■ **Entries from a dataset**
** START **

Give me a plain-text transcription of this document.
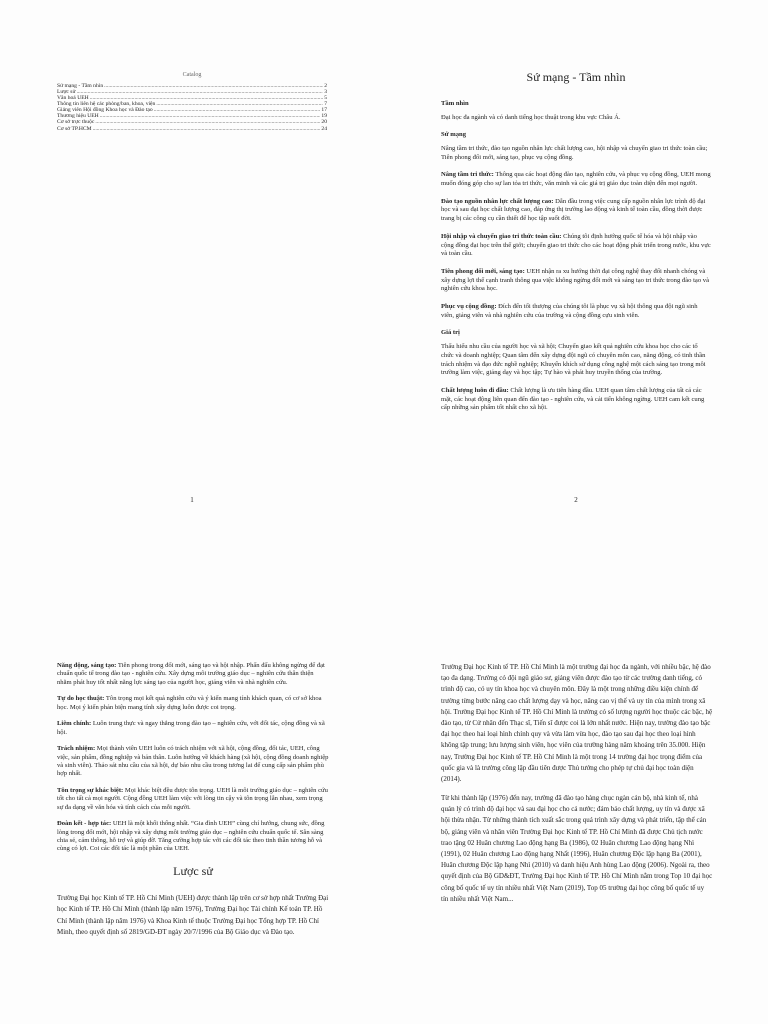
Catalog
Sứ mạng - Tầm nhìn .....	2
Lược sử .....	3
Văn hoá UEH .....	5
Thông tin liên hệ các phòng/ban, khoa, viện .....	7
Giảng viên Hội đồng Khoa học và Đào tạo .....	17
Thương hiệu UEH .....	19
Cơ sở trực thuộc .....	20
Cơ sở TP.HCM .....	24
1
Sứ mạng - Tầm nhìn
Tầm nhìn
Đại học đa ngành và có danh tiếng học thuật trong khu vực Châu Á.
Sứ mạng
Nâng tầm tri thức, đào tạo nguồn nhân lực chất lượng cao, hội nhập và chuyển giao tri thức toàn cầu; Tiên phong đổi mới, sáng tạo, phục vụ cộng đồng.
Nâng tầm tri thức: Thông qua các hoạt động đào tạo, nghiên cứu, và phục vụ cộng đồng, UEH mong muốn đóng góp cho sự lan tỏa tri thức, văn minh và các giá trị giáo dục toàn diện đến mọi người.
Đào tạo nguồn nhân lực chất lượng cao: Dẫn đầu trong việc cung cấp nguồn nhân lực trình độ đại học và sau đại học chất lượng cao, đáp ứng thị trường lao động và kinh tế toàn cầu, đồng thời được trang bị các công cụ cần thiết để học tập suốt đời.
Hội nhập và chuyển giao tri thức toàn cầu: Chúng tôi định hướng quốc tế hóa và hội nhập vào cộng đồng đại học trên thế giới; chuyển giao tri thức cho các hoạt động phát triển trong nước, khu vực và toàn cầu.
Tiên phong đổi mới, sáng tạo: UEH nhận ra xu hướng thời đại công nghệ thay đổi nhanh chóng và xây dựng lợi thế cạnh tranh thông qua việc không ngừng đổi mới và sáng tạo tri thức trong đào tạo và nghiên cứu khoa học.
Phục vụ cộng đồng: Đích đến tối thượng của chúng tôi là phục vụ xã hội thông qua đội ngũ sinh viên, giảng viên và nhà nghiên cứu của trường và cộng đồng cựu sinh viên.
Giá trị
Thấu hiểu nhu cầu của người học và xã hội; Chuyển giao kết quả nghiên cứu khoa học cho các tổ chức và doanh nghiệp; Quan tâm đến xây dựng đội ngũ có chuyên môn cao, năng động, có tinh thần trách nhiệm và đạo đức nghề nghiệp; Khuyến khích sử dụng công nghệ một cách sáng tạo trong môi trường làm việc, giảng dạy và học tập; Tự hào và phát huy truyền thống của trường.
Chất lượng luôn đi đầu: Chất lượng là ưu tiên hàng đầu. UEH quan tâm chất lượng của tất cả các mặt, các hoạt động liên quan đến đào tạo - nghiên cứu, và cải tiến không ngừng. UEH cam kết cung cấp những sản phẩm tốt nhất cho xã hội.
2
Năng động, sáng tạo: Tiên phong trong đổi mới, sáng tạo và hội nhập. Phấn đấu không ngừng để đạt chuẩn quốc tế trong đào tạo - nghiên cứu. Xây dựng môi trường giáo dục – nghiên cứu thân thiện nhằm phát huy tốt nhất năng lực sáng tạo của người học, giảng viên và nhà nghiên cứu.
Tự do học thuật: Tôn trọng mọi kết quả nghiên cứu và ý kiến mang tính khách quan, có cơ sở khoa học. Mọi ý kiến phản biện mang tính xây dựng luôn được coi trọng.
Liêm chính: Luôn trung thực và ngay thẳng trong đào tạo – nghiên cứu, với đối tác, cộng đồng và xã hội.
Trách nhiệm: Mọi thành viên UEH luôn có trách nhiệm với xã hội, cộng đồng, đối tác, UEH, công việc, sản phẩm, đồng nghiệp và bản thân. Luôn hướng về khách hàng (xã hội, cộng đồng doanh nghiệp và sinh viên). Thảo sát nhu cầu của xã hội, dự báo nhu cầu trong tương lai để cung cấp sản phẩm phù hợp nhất.
Tôn trọng sự khác biệt: Mọi khác biệt đều được tôn trọng. UEH là môi trường giáo dục – nghiên cứu tốt cho tất cả mọi người. Cộng đồng UEH làm việc với lòng tin cậy và tôn trọng lẫn nhau, xem trọng sự đa dạng về văn hóa và tính cách của mỗi người.
Đoàn kết - hợp tác: UEH là một khối thống nhất. “Gia đình UEH” cùng chí hướng, chung sức, đồng lòng trong đổi mới, hội nhập và xây dựng môi trường giáo dục – nghiên cứu chuẩn quốc tế. Sẵn sàng chia sẻ, cảm thông, hỗ trợ và giúp đỡ. Tăng cường hợp tác với các đối tác theo tinh thần tương hỗ và cùng có lợi. Coi các đối tác là một phần của UEH.
Lược sử
Trường Đại học Kinh tế TP. Hồ Chí Minh (UEH) được thành lập trên cơ sở hợp nhất Trường Đại học Kinh tế TP. Hồ Chí Minh (thành lập năm 1976), Trường Đại học Tài chính Kế toán TP. Hồ Chí Minh (thành lập năm 1976) và Khoa Kinh tế thuộc Trường Đại học Tổng hợp TP. Hồ Chí Minh, theo quyết định số 2819/GD-ĐT ngày 20/7/1996 của Bộ Giáo dục và Đào tạo.
Trường Đại học Kinh tế TP. Hồ Chí Minh là một trường đại học đa ngành, với nhiều bậc, hệ đào tạo đa dạng. Trường có đội ngũ giáo sư, giảng viên được đào tạo từ các trường danh tiếng, có trình độ cao, có uy tín khoa học và chuyên môn. Đây là một trong những điều kiện chính để trường từng bước nâng cao chất lượng dạy và học, nâng cao vị thế và uy tín của mình trong xã hội. Trường Đại học Kinh tế TP. Hồ Chí Minh là trường có số lượng người học thuộc các bậc, hệ đào tạo, từ Cử nhân đến Thạc sĩ, Tiến sĩ được coi là lớn nhất nước. Hiện nay, trường đào tạo bậc đại học theo hai loại hình chính quy và vừa làm vừa học, đào tạo sau đại học theo loại hình không tập trung; lưu lượng sinh viên, học viên của trường hàng năm khoảng trên 35.000. Hiện nay, Trường Đại học Kinh tế TP. Hồ Chí Minh là một trong 14 trường đại học trọng điểm của quốc gia và là trường công lập đầu tiên được Thủ tướng cho phép tự chủ đại học toàn diện (2014).
Từ khi thành lập (1976) đến nay, trường đã đào tạo hàng chục ngàn cán bộ, nhà kinh tế, nhà quản lý có trình độ đại học và sau đại học cho cả nước; đảm bảo chất lượng, uy tín và được xã hội thừa nhận. Từ những thành tích xuất sắc trong quá trình xây dựng và phát triển, tập thể cán bộ, giảng viên và nhân viên Trường Đại học Kinh tế TP. Hồ Chí Minh đã được Chủ tịch nước trao tặng 02 Huân chương Lao động hạng Ba (1986), 02 Huân chương Lao động hạng Nhì (1991), 02 Huân chương Lao động hạng Nhất (1996), Huân chương Độc lập hạng Ba (2001), Huân chương Độc lập hạng Nhì (2010) và danh hiệu Anh hùng Lao động (2006). Ngoài ra, theo quyết định của Bộ GD&ĐT, Trường Đại học Kinh tế TP. Hồ Chí Minh nằm trong Top 10 đại học công bố quốc tế uy tín nhiều nhất Việt Nam (2019), Top 05 trường đại học công bố quốc tế uy tín nhiều nhất Việt Nam...
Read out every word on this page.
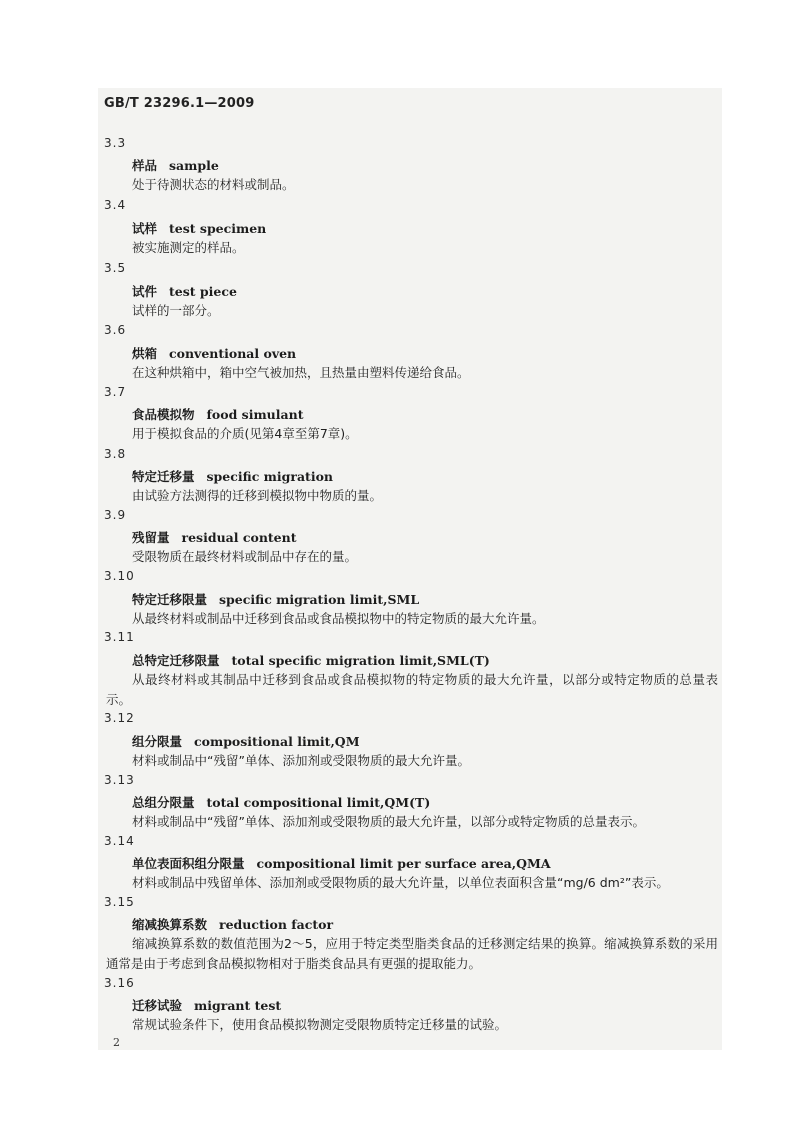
GB/T 23296.1—2009
3.3
样品 sample
处于待测状态的材料或制品。
3.4
试样 test specimen
被实施测定的样品。
3.5
试件 test piece
试样的一部分。
3.6
烘箱 conventional oven
在这种烘箱中，箱中空气被加热，且热量由塑料传递给食品。
3.7
食品模拟物 food simulant
用于模拟食品的介质(见第4章至第7章)。
3.8
特定迁移量 specific migration
由试验方法测得的迁移到模拟物中物质的量。
3.9
残留量 residual content
受限物质在最终材料或制品中存在的量。
3.10
特定迁移限量 specific migration limit,SML
从最终材料或制品中迁移到食品或食品模拟物中的特定物质的最大允许量。
3.11
总特定迁移限量 total specific migration limit,SML(T)
从最终材料或其制品中迁移到食品或食品模拟物的特定物质的最大允许量，以部分或特定物质的总量表示。
3.12
组分限量 compositional limit,QM
材料或制品中“残留”单体、添加剂或受限物质的最大允许量。
3.13
总组分限量 total compositional limit,QM(T)
材料或制品中“残留”单体、添加剂或受限物质的最大允许量，以部分或特定物质的总量表示。
3.14
单位表面积组分限量 compositional limit per surface area,QMA
材料或制品中残留单体、添加剂或受限物质的最大允许量，以单位表面积含量“mg/6 dm²”表示。
3.15
缩减换算系数 reduction factor
缩减换算系数的数值范围为2～5，应用于特定类型脂类食品的迁移测定结果的换算。缩减换算系数的采用通常是由于考虑到食品模拟物相对于脂类食品具有更强的提取能力。
3.16
迁移试验 migrant test
常规试验条件下，使用食品模拟物测定受限物质特定迁移量的试验。
2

** END **

■ **Goal of the exercise**
Read through the data and copy every line where "chuyên" shows up.

■ **Solution to this task**
Thấu hiểu nhu cầu của người học và xã hội; Chuyển giao kết quả nghiên cứu khoa học cho các tổ chức và doanh nghiệp; Quan tâm đến xây dựng đội ngũ có chuyên môn cao, năng động, có tinh thần trách nhiệm và đạo đức nghề nghiệp; Khuyến khích sử dụng công nghệ một cách sáng tạo trong môi trường làm việc, giảng dạy và học tập; Tự hào và phát huy truyền thống của trường.
Trường Đại học Kinh tế TP. Hồ Chí Minh là một trường đại học đa ngành, với nhiều bậc, hệ đào tạo đa dạng. Trường có đội ngũ giáo sư, giảng viên được đào tạo từ các trường danh tiếng, có trình độ cao, có uy tín khoa học và chuyên môn. Đây là một trong những điều kiện chính để trường từng bước nâng cao chất lượng dạy và học, nâng cao vị thế và uy tín của mình trong xã hội. Trường Đại học Kinh tế TP. Hồ Chí Minh là trường có số lượng người học thuộc các bậc, hệ đào tạo, từ Cử nhân đến Thạc sĩ, Tiến sĩ được coi là lớn nhất nước. Hiện nay, trường đào tạo bậc đại học theo hai loại hình chính quy và vừa làm vừa học, đào tạo sau đại học theo loại hình không tập trung; lưu lượng sinh viên, học viên của trường hàng năm khoảng trên 35.000. Hiện nay, Trường Đại học Kinh tế TP. Hồ Chí Minh là một trong 14 trường đại học trọng điểm của quốc gia và là trường công lập đầu tiên được Thủ tướng cho phép tự chủ đại học toàn diện (2014).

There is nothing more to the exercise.